Ziel der Übung
Führe den Bericht über den Tag in der Schernfelder Schäferei nach seinem letzten Satz weiter.

──────── Textauszug ────────

Schernfeld
Ein Greenhorn beim Schäfer

Zum Abschluss der Serie "EK-Ferienjob" ein Besuch bei Alfred Eichhorn

06.09.2018 | Stand 23.09.2023, 4:00 Uhr
Johanna Umbach
Einen Tag in der Schernfelder Schäferei Eichhorn erlebte EK-Praktikantin Johanna Umbach. −Foto: Umbach/Kuhla

Schernfeld (EK) 11 Uhr im Stall. Ich stehe im Weg. Schäfer Alfred Eichhorn bewegt sich ruhig und routiniert an den Schafen vorbei, schaut nach den Lämmern und räumt ein wenig auf. Alles scheint ihm ganz leicht und natürlich von der Hand zu gehen. Bei meinem Versuch, ihm nicht in die Quere zu kommen und mich unauffällig zu verhalten, erschrecke ich natürlich mit meinen Bewegungen die Schafe. Unruhe im Stall. Ein Stadtkind beim Schäfer, diesen Eindruck wollte ich doch unbedingt vermeiden!

Alfred Eichhorn ist aber ein sehr geduldiger Mensch und nachsichtig mit mir. Der Schernfelder Schäfer leitet einen Betrieb mit etwa 500 Schafen. "Die ganze Familie hilft zusammen und nur so kann so ein Betrieb funktionieren. " Bei Alfred Eichhorn, Sohn Johannes, Azubi Peter Betz und dem angestellten Wanderschäfer Frank Kuhla sitzt jeder Handgriff. "Wir haben Merinoschafe, die Fleisch und sehr feine Wolle geben und auch für die Landschaftspflege zuständig sind. Daneben laufen noch einige Burenziegen mit, deren Fleisch wir auch verkaufen und die höhere Sträucher und Büsche verbeißen", erklärt Eichhorn.

Hier im Stall sind nur die frischgeborenen Lämmer mit ihren Müttern und die Schlachtlämmer, die noch etwas zulegen sollen. Die Mutterschafe und ihre Kinder sind in Einzelbuchten, damit sie sich aneinander gewöhnen können und eine Beziehung zueinander aufbauen. Wenn die Lämmer dann stärker sind, kommen sie zu den anderen.

──────── Datenauszug ────────

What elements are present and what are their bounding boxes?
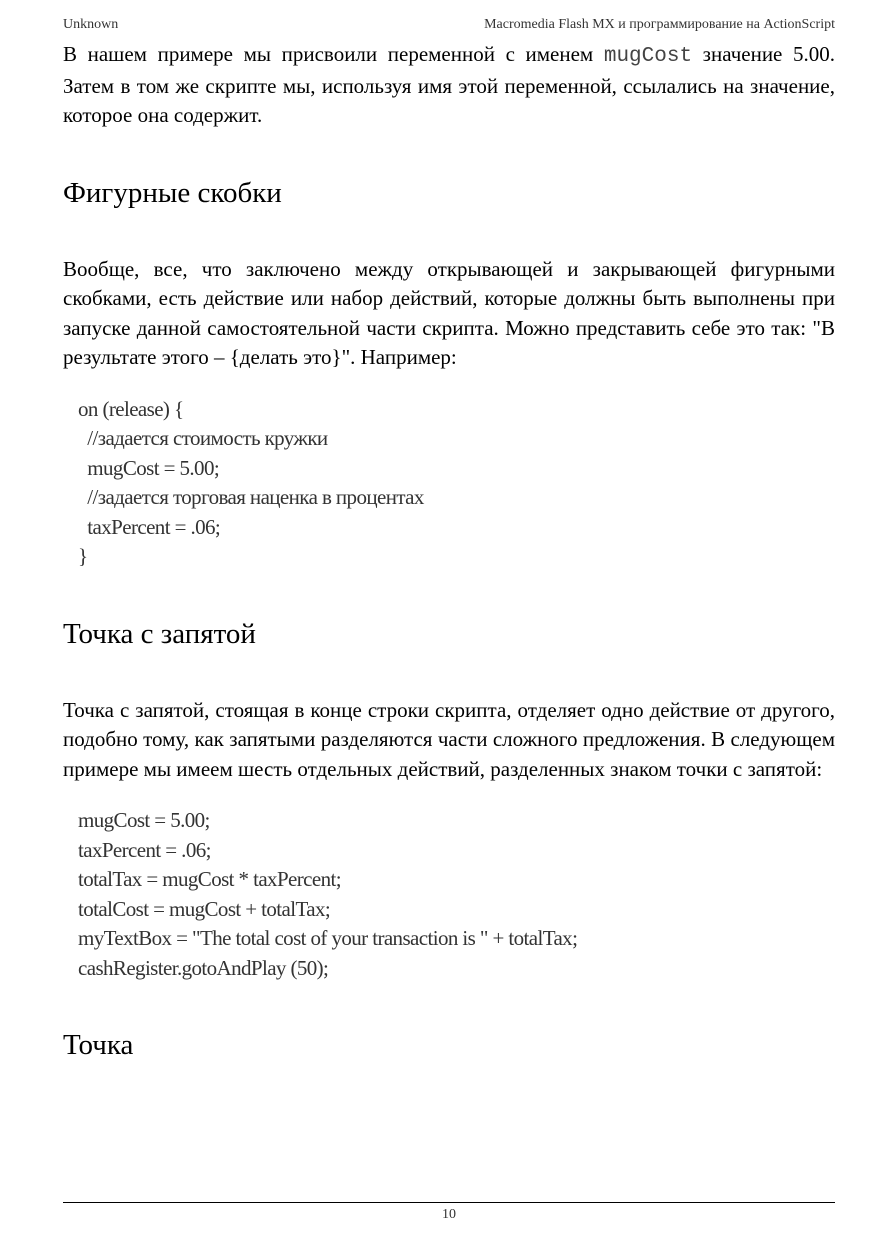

────────

Antwort zur Aufgabe
Schon seit 7 Uhr sind die vier mit den Tieren beschäftigt. Nach der Stallarbeit sind sie zur Herde auf die Weide gefahren, haben die Tiere auf ihren Gesundheitszustand kontrolliert und elf neugeborene Lämmchen mit ihren Müttern in den Stall gebracht. Nach einem kurzen Frühstück geht es für sie jetzt weiter.

11.30 Uhr: Kleine Lagebesprechung vor dem Stall. Wer macht heute was, wohin mit dem Wasserfass und wie kommt die Herde zum Wasser? Ein paar Worte, Lachen, kurzes Nicken, dann geht es los! Die Hütehunde - etwa ein halbes Dutzend - tänzeln bereits unruhig umher und bellen freudig. Wir nehmen einen von ihnen im Anhänger mit und fahren mit dem Geländewagen zu der Schafherde in ihrem eingezäunten Gehege auf den Berghängen zwischen Dollnstein und Eichstätt - in der Nähe der Wiese, die ich vom Open Air am Berg kenne.

Als wir ankommen, geht wieder einmal alles viel zu schnell für mich. Johannes Eichhorn und Wanderschäfer Frank Kuhla erkennen auf einen Blick, wo die frischgeborenen Lämmer liegen und welche Schafe kurz vor der Geburt sind. Während ich noch versuche, unversehrt über den Elektrozaun zu kommen, fangen die beiden behände drei Schafe am Bein und bringen sie vorsichtig in den Anhänger. Johannes schließt fast lautlos den Anhänger und macht sich mit ihnen auf den Heimweg. Ich bleibe mit Frank Kuhla zurück.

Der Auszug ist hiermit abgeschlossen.